• _JOB_
Output all of the entries exactly as written.

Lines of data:
-- Start --

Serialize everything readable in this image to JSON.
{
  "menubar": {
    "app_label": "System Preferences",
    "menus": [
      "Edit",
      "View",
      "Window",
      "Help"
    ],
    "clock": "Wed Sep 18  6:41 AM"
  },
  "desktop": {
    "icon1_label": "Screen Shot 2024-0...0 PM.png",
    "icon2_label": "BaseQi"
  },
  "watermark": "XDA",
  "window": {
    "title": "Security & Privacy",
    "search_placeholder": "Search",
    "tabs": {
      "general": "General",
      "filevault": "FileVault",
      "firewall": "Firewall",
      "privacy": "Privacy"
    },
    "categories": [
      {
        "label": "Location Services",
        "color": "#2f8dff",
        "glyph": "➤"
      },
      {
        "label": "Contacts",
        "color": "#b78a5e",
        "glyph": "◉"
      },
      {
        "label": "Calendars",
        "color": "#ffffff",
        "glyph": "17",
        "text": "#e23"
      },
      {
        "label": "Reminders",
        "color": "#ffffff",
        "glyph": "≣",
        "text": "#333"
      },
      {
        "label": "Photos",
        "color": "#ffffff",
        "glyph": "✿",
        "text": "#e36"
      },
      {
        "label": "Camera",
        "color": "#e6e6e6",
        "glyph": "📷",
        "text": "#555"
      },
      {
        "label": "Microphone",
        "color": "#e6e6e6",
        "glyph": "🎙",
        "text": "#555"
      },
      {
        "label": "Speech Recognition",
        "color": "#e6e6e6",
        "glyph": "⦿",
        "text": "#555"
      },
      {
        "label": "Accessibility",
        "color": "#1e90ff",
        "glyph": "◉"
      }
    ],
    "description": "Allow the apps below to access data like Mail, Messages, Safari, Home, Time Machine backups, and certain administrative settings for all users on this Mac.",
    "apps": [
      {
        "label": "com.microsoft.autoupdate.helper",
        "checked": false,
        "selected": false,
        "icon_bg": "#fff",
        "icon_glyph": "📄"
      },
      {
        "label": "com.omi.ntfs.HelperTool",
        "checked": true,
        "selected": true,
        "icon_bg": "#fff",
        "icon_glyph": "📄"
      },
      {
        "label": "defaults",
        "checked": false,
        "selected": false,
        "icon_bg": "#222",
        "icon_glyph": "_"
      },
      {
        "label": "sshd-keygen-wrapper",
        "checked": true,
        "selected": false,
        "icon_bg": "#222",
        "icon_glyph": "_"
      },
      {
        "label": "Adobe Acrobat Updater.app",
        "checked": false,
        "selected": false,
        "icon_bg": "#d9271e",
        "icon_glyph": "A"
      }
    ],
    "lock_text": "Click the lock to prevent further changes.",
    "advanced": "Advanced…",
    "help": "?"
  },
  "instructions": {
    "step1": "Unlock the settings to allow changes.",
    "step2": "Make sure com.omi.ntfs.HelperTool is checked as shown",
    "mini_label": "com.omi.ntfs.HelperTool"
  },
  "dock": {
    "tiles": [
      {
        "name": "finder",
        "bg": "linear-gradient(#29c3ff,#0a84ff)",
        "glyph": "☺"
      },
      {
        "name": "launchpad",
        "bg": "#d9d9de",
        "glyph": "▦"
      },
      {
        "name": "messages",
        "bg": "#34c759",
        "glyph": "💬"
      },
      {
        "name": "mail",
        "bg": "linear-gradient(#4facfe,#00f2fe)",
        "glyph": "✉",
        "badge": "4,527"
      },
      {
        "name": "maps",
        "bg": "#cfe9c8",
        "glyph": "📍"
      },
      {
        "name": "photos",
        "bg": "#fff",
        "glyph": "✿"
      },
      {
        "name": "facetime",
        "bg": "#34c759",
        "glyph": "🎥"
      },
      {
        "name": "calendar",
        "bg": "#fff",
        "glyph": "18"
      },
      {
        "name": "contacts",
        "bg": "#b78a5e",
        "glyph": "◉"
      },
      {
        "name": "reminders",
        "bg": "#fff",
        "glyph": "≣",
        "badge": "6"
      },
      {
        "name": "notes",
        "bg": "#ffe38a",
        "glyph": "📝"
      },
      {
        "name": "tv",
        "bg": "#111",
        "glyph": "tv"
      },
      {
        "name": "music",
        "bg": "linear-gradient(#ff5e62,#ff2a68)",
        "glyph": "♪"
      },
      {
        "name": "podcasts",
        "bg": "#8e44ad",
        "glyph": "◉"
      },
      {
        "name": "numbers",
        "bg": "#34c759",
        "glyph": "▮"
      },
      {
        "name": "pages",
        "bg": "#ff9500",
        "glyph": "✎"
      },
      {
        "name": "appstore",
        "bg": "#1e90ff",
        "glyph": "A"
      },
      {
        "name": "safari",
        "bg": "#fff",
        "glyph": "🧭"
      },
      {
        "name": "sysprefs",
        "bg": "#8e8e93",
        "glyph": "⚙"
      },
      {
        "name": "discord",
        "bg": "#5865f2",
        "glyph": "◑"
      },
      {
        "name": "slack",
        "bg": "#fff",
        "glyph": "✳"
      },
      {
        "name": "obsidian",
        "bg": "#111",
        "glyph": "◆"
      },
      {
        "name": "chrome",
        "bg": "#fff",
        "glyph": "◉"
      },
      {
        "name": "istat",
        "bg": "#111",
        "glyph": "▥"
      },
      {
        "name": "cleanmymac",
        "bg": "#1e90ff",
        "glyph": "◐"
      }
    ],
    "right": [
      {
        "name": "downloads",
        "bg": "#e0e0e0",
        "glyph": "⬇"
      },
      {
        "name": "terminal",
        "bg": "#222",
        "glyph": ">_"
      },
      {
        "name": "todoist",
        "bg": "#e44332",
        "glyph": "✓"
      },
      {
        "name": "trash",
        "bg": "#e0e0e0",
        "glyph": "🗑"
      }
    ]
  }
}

-- End --

• _RESPONSE FOR THIS EXERCISE_
Serialize everything readable in this image to JSON.
{
  "menubar": {
    "app_label": "System Preferences",
    "menus": [
      "Edit",
      "View",
      "Window",
      "Help"
    ],
    "clock": "Wed Sep 18  6:41 AM"
  },
  "desktop": {
    "icon1_label": "Screen Shot 2024-0...0 PM.png",
    "icon2_label": "BaseQi"
  },
  "watermark": "XDA",
  "window": {
    "title": "Security & Privacy",
    "search_placeholder": "Search",
    "tabs": {
      "general": "General",
      "filevault": "FileVault",
      "firewall": "Firewall",
      "privacy": "Privacy"
    },
    "categories": [
      {
        "label": "Location Services",
        "color": "#2f8dff",
        "glyph": "➤"
      },
      {
        "label": "Contacts",
        "color": "#b78a5e",
        "glyph": "◉"
      },
      {
        "label": "Calendars",
        "color": "#ffffff",
        "glyph": "17",
        "text": "#e23"
      },
      {
        "label": "Reminders",
        "color": "#ffffff",
        "glyph": "≣",
        "text": "#333"
      },
      {
        "label": "Photos",
        "color": "#ffffff",
        "glyph": "✿",
        "text": "#e36"
      },
      {
        "label": "Camera",
        "color": "#e6e6e6",
        "glyph": "📷",
        "text": "#555"
      },
      {
        "label": "Microphone",
        "color": "#e6e6e6",
        "glyph": "🎙",
        "text": "#555"
      },
      {
        "label": "Speech Recognition",
        "color": "#e6e6e6",
        "glyph": "⦿",
        "text": "#555"
      },
      {
        "label": "Accessibility",
        "color": "#1e90ff",
        "glyph": "◉"
      }
    ],
    "description": "Allow the apps below to access data like Mail, Messages, Safari, Home, Time Machine backups, and certain administrative settings for all users on this Mac.",
    "apps": [
      {
        "label": "com.microsoft.autoupdate.helper",
        "checked": false,
        "selected": false,
        "icon_bg": "#fff",
        "icon_glyph": "📄"
      },
      {
        "label": "com.omi.ntfs.HelperTool",
        "checked": true,
        "selected": true,
        "icon_bg": "#fff",
        "icon_glyph": "📄"
      },
      {
        "label": "defaults",
        "checked": false,
        "selected": false,
        "icon_bg": "#222",
        "icon_glyph": "_"
      },
      {
        "label": "sshd-keygen-wrapper",
        "checked": true,
        "selected": false,
        "icon_bg": "#222",
        "icon_glyph": "_"
      },
      {
        "label": "Adobe Acrobat Updater.app",
        "checked": false,
        "selected": false,
        "icon_bg": "#d9271e",
        "icon_glyph": "A"
      }
    ],
    "lock_text": "Click the lock to prevent further changes.",
    "advanced": "Advanced…",
    "help": "?"
  },
  "instructions": {
    "step1": "Unlock the settings to allow changes.",
    "step2": "Make sure com.omi.ntfs.HelperTool is checked as shown",
    "mini_label": "com.omi.ntfs.HelperTool"
  },
  "dock": {
    "tiles": [
      {
        "name": "finder",
        "bg": "linear-gradient(#29c3ff,#0a84ff)",
        "glyph": "☺"
      },
      {
        "name": "launchpad",
        "bg": "#d9d9de",
        "glyph": "▦"
      },
      {
        "name": "messages",
        "bg": "#34c759",
        "glyph": "💬"
      },
      {
        "name": "mail",
        "bg": "linear-gradient(#4facfe,#00f2fe)",
        "glyph": "✉",
        "badge": "4,527"
      },
      {
        "name": "maps",
        "bg": "#cfe9c8",
        "glyph": "📍"
      },
      {
        "name": "photos",
        "bg": "#fff",
        "glyph": "✿"
      },
      {
        "name": "facetime",
        "bg": "#34c759",
        "glyph": "🎥"
      },
      {
        "name": "calendar",
        "bg": "#fff",
        "glyph": "18"
      },
      {
        "name": "contacts",
        "bg": "#b78a5e",
        "glyph": "◉"
      },
      {
        "name": "reminders",
        "bg": "#fff",
        "glyph": "≣",
        "badge": "6"
      },
      {
        "name": "notes",
        "bg": "#ffe38a",
        "glyph": "📝"
      },
      {
        "name": "tv",
        "bg": "#111",
        "glyph": "tv"
      },
      {
        "name": "music",
        "bg": "linear-gradient(#ff5e62,#ff2a68)",
        "glyph": "♪"
      },
      {
        "name": "podcasts",
        "bg": "#8e44ad",
        "glyph": "◉"
      },
      {
        "name": "numbers",
        "bg": "#34c759",
        "glyph": "▮"
      },
      {
        "name": "pages",
        "bg": "#ff9500",
        "glyph": "✎"
      },
      {
        "name": "appstore",
        "bg": "#1e90ff",
        "glyph": "A"
      },
      {
        "name": "safari",
        "bg": "#fff",
        "glyph": "🧭"
      },
      {
        "name": "sysprefs",
        "bg": "#8e8e93",
        "glyph": "⚙"
      },
      {
        "name": "discord",
        "bg": "#5865f2",
        "glyph": "◑"
      },
      {
        "name": "slack",
        "bg": "#fff",
        "glyph": "✳"
      },
      {
        "name": "obsidian",
        "bg": "#111",
        "glyph": "◆"
      },
      {
        "name": "chrome",
        "bg": "#fff",
        "glyph": "◉"
      },
      {
        "name": "istat",
        "bg": "#111",
        "glyph": "▥"
      },
      {
        "name": "cleanmymac",
        "bg": "#1e90ff",
        "glyph": "◐"
      }
    ],
    "right": [
      {
        "name": "downloads",
        "bg": "#e0e0e0",
        "glyph": "⬇"
      },
      {
        "name": "terminal",
        "bg": "#222",
        "glyph": ">_"
      },
      {
        "name": "todoist",
        "bg": "#e44332",
        "glyph": "✓"
      },
      {
        "name": "trash",
        "bg": "#e0e0e0",
        "glyph": "🗑"
      }
    ]
  }
}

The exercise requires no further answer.